Requirement. Pull out every line below holding the word "text".

Material.

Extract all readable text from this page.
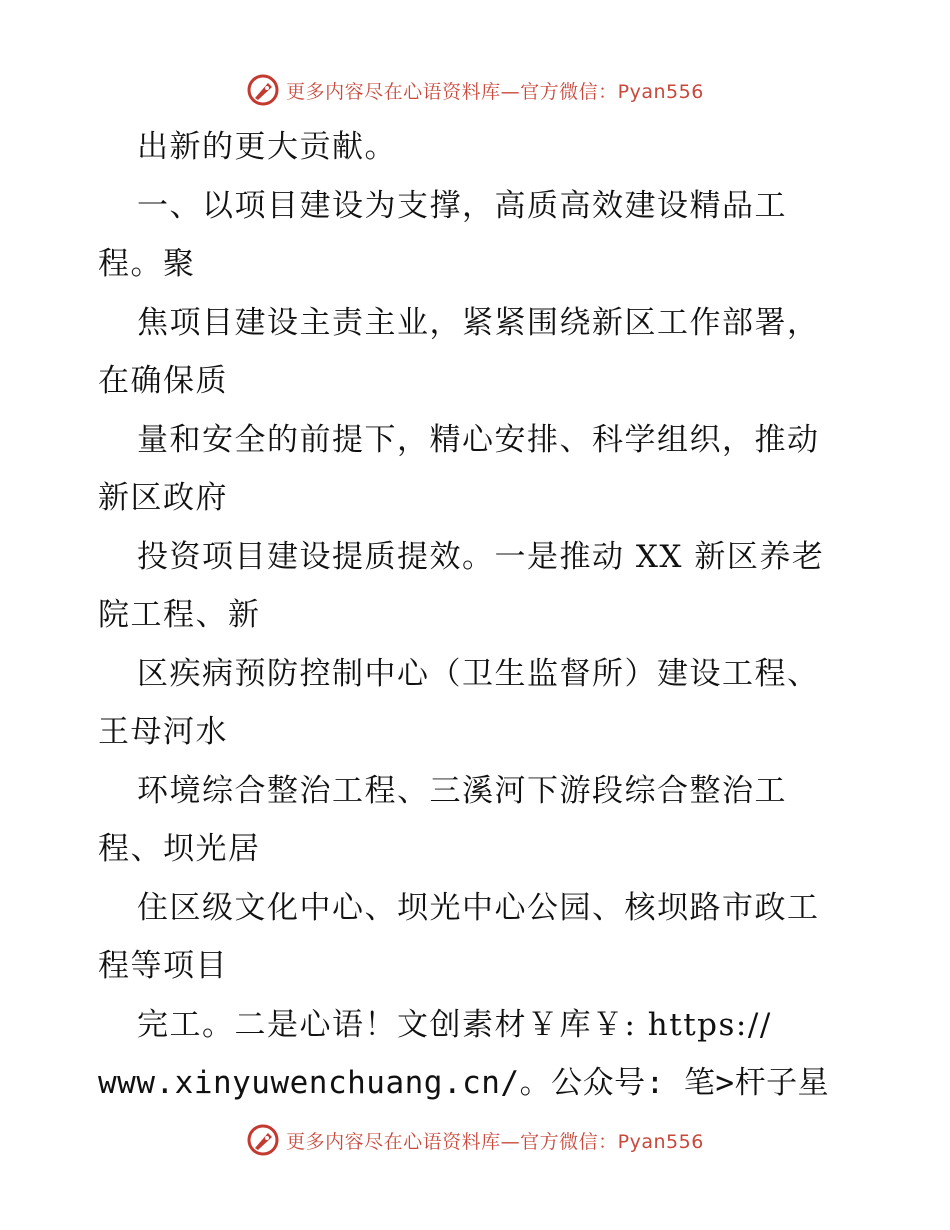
更多内容尽在心语资料库—官方微信：Pyan556
出新的更大贡献。
一、以项目建设为支撑，高质高效建设精品工
程。聚
焦项目建设主责主业，紧紧围绕新区工作部署，
在确保质
量和安全的前提下，精心安排、科学组织，推动
新区政府
投资项目建设提质提效。一是推动 XX 新区养老
院工程、新
区疾病预防控制中心（卫生监督所）建设工程、
王母河水
环境综合整治工程、三溪河下游段综合整治工
程、坝光居
住区级文化中心、坝光中心公园、核坝路市政工
程等项目
完工。二是心语！文创素材￥库￥: https://
www.xinyuwenchuang.cn/。公众号: 笔>杆子星
更多内容尽在心语资料库—官方微信：Pyan556
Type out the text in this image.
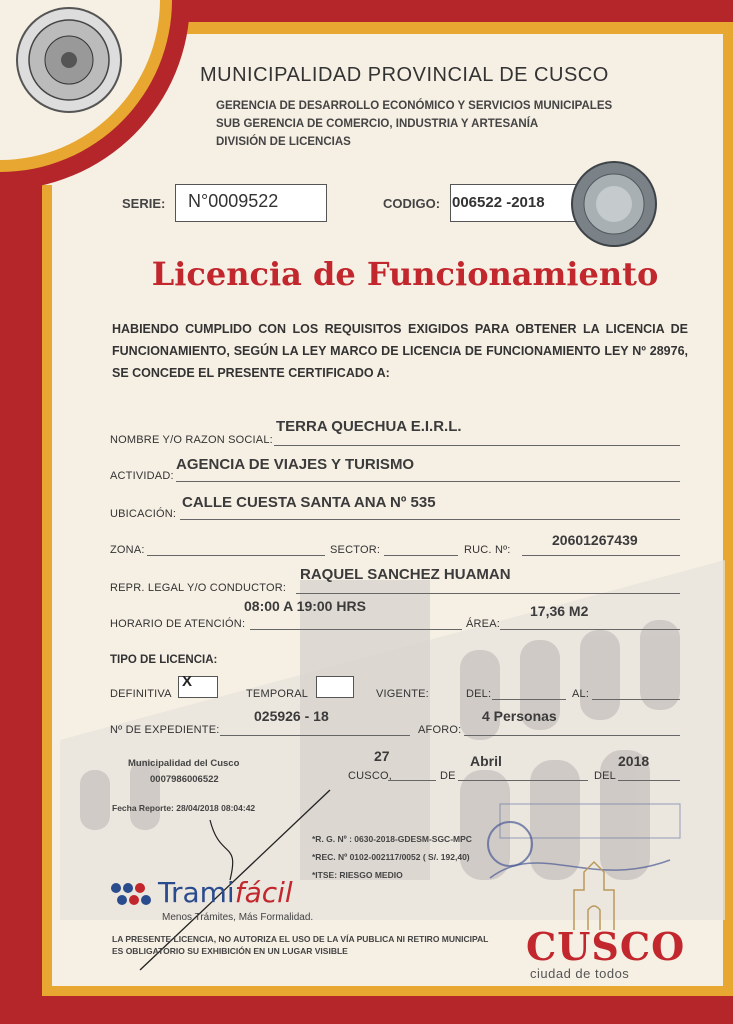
MUNICIPALIDAD PROVINCIAL DE CUSCO
GERENCIA DE DESARROLLO ECONÓMICO Y SERVICIOS MUNICIPALES
SUB GERENCIA DE COMERCIO, INDUSTRIA Y ARTESANÍA
DIVISIÓN DE LICENCIAS
SERIE: N°0009522	CODIGO: 006522 -2018
Licencia de Funcionamiento
HABIENDO CUMPLIDO CON LOS REQUISITOS EXIGIDOS PARA OBTENER LA LICENCIA DE FUNCIONAMIENTO, SEGÚN LA LEY MARCO DE LICENCIA DE FUNCIONAMIENTO LEY Nº 28976, SE CONCEDE EL PRESENTE CERTIFICADO A:
NOMBRE Y/O RAZON SOCIAL:
TERRA QUECHUA E.I.R.L.
ACTIVIDAD:
AGENCIA DE VIAJES Y TURISMO
UBICACIÓN:
CALLE CUESTA SANTA ANA Nº 535
ZONA:	SECTOR:	RUC. Nº:
20601267439
REPR. LEGAL Y/O CONDUCTOR:
RAQUEL SANCHEZ HUAMAN
HORARIO DE ATENCIÓN:
08:00 A 19:00 HRS
ÁREA:
17,36 M2
TIPO DE LICENCIA:
DEFINITIVA
X
TEMPORAL	VIGENTE:	DEL:	AL:
Nº DE EXPEDIENTE:
025926 - 18
AFORO:
4 Personas
Municipalidad del Cusco
0007986006522
Fecha Reporte: 28/04/2018 08:04:42
27
CUSCO,	DE
Abril
DEL
2018
*R. G. Nº : 0630-2018-GDESM-SGC-MPC
*REC. Nº 0102-002117/0052 ( S/. 192,40)
*ITSE: RIESGO MEDIO
Tramifácil
Menos Trámites, Más Formalidad.
LA PRESENTE LICENCIA, NO AUTORIZA EL USO DE LA VÍA PUBLICA NI RETIRO MUNICIPAL
ES OBLIGATORIO SU EXHIBICIÓN EN UN LUGAR VISIBLE	CUSCO
ciudad de todos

Finished exercise.
Extract all readable text from this page.
Type out the text in this image.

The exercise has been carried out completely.